GIVEN PROBLEM: Gather each line containing the string "Truyện" from these entries.

------------------------------------------------------------------------

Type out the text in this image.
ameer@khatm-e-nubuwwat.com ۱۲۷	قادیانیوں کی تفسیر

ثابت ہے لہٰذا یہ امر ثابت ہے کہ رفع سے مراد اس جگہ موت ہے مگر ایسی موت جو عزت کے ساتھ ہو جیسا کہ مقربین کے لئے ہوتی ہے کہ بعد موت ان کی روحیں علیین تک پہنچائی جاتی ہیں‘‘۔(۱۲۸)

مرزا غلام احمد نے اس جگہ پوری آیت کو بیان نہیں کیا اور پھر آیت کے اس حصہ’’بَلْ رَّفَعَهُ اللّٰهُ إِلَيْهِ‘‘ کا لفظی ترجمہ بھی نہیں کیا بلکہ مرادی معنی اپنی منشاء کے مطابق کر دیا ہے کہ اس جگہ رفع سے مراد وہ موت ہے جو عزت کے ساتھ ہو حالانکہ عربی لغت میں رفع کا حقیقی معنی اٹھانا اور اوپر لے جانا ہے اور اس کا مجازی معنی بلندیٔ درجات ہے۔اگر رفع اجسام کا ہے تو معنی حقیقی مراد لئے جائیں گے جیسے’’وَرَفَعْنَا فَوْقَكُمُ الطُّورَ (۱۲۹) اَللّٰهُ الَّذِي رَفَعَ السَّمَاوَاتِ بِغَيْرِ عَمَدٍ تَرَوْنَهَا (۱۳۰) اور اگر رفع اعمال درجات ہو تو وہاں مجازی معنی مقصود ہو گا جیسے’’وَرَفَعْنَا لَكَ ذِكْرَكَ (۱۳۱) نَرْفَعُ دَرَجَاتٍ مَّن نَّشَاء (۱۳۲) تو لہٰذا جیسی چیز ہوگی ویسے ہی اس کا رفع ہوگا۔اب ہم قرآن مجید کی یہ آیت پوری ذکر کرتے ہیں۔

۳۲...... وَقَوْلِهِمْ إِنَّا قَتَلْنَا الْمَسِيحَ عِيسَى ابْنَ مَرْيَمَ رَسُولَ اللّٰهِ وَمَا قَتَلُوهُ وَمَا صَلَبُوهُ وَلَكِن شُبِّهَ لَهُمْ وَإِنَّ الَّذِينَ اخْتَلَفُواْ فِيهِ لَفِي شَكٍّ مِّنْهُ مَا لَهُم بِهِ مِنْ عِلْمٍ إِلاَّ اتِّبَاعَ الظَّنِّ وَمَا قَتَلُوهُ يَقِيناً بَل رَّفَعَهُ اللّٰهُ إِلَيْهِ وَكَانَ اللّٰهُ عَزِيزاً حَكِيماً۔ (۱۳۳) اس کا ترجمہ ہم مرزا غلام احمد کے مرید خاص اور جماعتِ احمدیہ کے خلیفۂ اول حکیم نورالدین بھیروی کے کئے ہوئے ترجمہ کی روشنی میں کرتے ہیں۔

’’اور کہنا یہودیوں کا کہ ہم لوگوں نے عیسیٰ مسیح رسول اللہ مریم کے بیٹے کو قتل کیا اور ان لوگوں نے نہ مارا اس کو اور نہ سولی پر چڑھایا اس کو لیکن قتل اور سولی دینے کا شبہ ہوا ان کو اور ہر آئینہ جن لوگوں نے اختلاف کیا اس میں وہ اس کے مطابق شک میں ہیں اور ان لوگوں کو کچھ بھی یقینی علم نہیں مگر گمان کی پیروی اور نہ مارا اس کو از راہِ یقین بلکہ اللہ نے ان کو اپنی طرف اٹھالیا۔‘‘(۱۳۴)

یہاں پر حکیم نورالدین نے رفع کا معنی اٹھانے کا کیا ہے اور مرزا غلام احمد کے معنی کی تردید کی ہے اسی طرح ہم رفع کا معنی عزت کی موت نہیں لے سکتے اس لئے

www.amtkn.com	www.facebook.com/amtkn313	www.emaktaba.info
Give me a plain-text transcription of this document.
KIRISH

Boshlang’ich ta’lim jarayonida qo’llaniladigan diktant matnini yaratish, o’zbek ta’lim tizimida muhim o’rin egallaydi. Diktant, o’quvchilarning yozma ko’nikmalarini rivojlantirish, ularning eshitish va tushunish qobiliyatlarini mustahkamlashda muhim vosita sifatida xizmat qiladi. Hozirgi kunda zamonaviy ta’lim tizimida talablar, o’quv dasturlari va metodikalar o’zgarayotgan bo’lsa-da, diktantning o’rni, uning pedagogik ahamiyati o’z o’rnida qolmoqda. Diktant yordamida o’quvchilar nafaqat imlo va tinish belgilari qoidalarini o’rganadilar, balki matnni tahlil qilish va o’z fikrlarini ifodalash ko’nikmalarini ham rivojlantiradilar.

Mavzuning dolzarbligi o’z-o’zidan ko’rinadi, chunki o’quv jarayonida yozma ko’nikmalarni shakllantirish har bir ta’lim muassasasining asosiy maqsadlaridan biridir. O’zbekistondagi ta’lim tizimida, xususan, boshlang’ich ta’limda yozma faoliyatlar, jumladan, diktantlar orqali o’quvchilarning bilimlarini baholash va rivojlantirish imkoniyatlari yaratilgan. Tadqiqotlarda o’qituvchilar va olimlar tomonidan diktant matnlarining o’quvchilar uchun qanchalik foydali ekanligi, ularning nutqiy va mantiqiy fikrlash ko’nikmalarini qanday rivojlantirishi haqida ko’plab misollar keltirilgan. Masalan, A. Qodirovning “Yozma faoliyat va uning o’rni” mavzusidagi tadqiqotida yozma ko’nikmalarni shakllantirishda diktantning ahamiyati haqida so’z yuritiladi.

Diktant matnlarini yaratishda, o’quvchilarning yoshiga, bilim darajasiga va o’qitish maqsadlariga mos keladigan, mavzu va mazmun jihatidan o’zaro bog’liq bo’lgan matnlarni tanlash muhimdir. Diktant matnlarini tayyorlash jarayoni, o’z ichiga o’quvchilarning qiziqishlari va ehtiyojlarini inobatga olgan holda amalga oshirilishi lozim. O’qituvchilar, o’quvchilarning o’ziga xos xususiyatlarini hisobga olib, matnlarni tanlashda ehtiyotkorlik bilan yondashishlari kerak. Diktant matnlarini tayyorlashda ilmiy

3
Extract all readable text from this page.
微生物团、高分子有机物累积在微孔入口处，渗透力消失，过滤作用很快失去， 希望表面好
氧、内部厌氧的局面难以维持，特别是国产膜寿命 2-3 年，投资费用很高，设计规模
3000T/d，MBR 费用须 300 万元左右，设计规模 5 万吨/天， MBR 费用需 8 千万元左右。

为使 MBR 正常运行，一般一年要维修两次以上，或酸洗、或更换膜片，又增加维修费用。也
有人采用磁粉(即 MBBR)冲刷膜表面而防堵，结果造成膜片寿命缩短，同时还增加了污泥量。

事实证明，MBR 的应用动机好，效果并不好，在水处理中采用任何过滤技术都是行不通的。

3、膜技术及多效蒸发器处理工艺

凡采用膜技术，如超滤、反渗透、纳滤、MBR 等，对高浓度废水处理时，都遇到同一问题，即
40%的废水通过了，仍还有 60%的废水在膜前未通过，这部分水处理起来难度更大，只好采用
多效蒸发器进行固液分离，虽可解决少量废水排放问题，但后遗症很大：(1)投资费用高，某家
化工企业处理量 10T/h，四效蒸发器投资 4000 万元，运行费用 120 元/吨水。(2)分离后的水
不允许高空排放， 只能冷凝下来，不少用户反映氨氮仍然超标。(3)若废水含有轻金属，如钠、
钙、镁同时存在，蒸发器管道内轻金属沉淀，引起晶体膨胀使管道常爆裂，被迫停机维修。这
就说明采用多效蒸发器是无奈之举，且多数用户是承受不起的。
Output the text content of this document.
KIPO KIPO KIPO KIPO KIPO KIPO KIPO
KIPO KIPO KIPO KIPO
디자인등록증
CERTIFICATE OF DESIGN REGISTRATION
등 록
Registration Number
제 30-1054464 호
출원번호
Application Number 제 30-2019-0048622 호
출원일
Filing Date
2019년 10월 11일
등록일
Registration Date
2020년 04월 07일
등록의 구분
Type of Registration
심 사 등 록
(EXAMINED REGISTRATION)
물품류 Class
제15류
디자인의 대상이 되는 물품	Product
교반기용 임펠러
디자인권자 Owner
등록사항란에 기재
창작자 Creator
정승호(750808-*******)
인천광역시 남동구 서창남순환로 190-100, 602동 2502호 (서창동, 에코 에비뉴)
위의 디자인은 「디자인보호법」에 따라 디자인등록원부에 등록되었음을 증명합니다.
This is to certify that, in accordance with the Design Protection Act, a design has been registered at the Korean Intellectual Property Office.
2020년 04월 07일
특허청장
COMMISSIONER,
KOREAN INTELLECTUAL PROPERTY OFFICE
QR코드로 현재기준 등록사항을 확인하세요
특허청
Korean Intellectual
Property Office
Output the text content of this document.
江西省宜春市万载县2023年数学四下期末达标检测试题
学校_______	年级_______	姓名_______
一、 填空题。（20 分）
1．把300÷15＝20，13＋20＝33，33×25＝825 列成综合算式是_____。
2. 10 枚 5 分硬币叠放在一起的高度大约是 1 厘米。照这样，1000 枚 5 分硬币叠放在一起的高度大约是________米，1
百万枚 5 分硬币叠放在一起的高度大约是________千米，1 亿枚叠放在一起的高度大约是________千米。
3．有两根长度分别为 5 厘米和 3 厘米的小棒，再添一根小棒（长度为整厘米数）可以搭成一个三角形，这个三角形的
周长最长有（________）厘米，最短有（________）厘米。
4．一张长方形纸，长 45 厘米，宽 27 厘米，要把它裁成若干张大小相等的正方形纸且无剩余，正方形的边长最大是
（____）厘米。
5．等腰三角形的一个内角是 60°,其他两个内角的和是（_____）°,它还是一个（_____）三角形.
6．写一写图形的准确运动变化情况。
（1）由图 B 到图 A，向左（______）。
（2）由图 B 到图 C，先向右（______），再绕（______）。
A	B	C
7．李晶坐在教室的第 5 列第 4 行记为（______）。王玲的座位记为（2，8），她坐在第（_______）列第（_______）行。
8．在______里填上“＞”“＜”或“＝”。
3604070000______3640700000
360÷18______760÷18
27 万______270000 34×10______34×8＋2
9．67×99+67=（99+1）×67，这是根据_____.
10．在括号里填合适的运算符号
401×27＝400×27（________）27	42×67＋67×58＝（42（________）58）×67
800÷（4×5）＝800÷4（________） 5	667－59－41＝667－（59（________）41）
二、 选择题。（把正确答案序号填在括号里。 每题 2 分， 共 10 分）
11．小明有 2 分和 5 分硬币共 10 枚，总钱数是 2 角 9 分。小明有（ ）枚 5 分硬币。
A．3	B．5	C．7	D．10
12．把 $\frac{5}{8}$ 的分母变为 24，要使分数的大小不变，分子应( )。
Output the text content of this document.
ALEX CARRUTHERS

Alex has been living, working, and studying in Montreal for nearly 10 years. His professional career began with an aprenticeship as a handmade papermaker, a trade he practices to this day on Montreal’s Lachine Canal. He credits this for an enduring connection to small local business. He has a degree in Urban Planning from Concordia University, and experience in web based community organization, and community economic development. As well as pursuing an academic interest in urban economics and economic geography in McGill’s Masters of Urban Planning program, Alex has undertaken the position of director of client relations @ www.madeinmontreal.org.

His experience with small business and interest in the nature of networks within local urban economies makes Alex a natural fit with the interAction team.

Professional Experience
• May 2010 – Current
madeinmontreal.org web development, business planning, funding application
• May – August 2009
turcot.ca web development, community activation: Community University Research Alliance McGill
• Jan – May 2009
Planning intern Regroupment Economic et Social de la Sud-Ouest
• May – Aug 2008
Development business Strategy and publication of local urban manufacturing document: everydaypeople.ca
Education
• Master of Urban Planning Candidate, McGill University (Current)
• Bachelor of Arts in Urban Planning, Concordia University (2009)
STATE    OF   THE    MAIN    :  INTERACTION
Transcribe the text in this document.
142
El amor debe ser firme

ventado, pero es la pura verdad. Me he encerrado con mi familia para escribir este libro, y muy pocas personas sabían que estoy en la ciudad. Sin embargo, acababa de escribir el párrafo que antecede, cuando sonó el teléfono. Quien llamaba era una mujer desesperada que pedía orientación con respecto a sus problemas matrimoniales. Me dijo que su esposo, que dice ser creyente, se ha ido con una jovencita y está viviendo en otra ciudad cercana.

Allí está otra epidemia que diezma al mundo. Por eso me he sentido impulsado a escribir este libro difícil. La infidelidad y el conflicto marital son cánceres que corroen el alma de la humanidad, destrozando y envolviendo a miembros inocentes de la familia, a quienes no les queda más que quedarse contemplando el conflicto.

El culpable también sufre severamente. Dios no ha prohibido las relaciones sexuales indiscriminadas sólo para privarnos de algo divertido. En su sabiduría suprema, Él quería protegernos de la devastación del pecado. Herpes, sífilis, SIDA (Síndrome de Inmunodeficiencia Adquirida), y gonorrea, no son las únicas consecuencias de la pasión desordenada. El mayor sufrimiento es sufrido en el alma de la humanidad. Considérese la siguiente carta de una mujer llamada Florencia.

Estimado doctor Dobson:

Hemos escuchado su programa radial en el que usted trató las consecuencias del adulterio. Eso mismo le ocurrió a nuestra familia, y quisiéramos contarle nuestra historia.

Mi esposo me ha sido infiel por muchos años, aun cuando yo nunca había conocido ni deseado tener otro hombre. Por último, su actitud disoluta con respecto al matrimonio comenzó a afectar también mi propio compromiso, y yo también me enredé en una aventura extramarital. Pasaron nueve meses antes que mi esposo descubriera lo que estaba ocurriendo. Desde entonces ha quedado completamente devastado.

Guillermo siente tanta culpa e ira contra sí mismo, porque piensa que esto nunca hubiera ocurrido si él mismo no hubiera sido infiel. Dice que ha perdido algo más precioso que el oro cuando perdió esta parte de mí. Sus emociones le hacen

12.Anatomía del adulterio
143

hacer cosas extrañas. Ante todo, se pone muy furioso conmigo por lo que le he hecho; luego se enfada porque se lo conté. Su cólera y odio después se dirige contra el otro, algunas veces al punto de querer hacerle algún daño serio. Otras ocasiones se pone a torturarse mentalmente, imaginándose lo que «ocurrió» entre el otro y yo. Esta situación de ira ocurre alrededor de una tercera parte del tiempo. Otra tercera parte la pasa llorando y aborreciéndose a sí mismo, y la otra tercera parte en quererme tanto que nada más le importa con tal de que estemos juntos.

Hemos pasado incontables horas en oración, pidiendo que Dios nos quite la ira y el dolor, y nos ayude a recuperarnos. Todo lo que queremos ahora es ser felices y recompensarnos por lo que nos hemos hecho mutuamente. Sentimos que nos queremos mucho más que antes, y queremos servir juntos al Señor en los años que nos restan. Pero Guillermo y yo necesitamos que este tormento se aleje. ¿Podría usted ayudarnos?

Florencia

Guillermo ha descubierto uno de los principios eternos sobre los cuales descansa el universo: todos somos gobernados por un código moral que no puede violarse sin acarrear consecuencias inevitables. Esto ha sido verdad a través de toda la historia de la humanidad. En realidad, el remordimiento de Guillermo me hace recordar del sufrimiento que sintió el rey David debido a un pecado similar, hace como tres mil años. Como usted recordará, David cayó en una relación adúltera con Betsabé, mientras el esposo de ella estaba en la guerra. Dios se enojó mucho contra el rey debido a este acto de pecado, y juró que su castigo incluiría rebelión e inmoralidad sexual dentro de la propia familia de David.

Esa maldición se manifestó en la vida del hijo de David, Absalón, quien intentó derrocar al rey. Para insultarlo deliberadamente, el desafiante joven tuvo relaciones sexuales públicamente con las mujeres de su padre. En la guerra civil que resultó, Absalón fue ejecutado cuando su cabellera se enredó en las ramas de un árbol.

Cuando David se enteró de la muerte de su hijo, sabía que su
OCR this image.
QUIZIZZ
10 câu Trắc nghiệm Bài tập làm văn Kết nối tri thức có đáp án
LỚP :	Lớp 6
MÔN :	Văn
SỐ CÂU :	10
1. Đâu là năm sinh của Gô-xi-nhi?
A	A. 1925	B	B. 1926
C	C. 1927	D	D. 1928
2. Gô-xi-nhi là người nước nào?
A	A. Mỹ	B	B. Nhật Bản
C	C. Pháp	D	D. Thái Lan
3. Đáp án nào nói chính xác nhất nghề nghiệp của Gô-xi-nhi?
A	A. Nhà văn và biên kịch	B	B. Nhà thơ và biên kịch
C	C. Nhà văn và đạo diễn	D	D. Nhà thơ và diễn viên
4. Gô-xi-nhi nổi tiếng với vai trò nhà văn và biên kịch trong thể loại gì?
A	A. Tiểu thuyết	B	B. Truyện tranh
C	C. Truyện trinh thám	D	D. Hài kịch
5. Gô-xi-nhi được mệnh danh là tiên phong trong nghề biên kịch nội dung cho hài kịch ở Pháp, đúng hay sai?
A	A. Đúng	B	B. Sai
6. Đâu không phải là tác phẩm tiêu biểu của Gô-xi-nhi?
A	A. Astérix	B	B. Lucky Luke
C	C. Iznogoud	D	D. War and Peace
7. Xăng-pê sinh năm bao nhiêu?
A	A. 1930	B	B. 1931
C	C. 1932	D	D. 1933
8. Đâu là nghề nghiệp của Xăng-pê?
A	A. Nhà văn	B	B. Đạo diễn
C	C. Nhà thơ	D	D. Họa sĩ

------------------------------------------------------------------------

THE RESULT:
A	A. Tiểu thuyết	B	B. Truyện tranh
C	C. Truyện trinh thám	D	D. Hài kịch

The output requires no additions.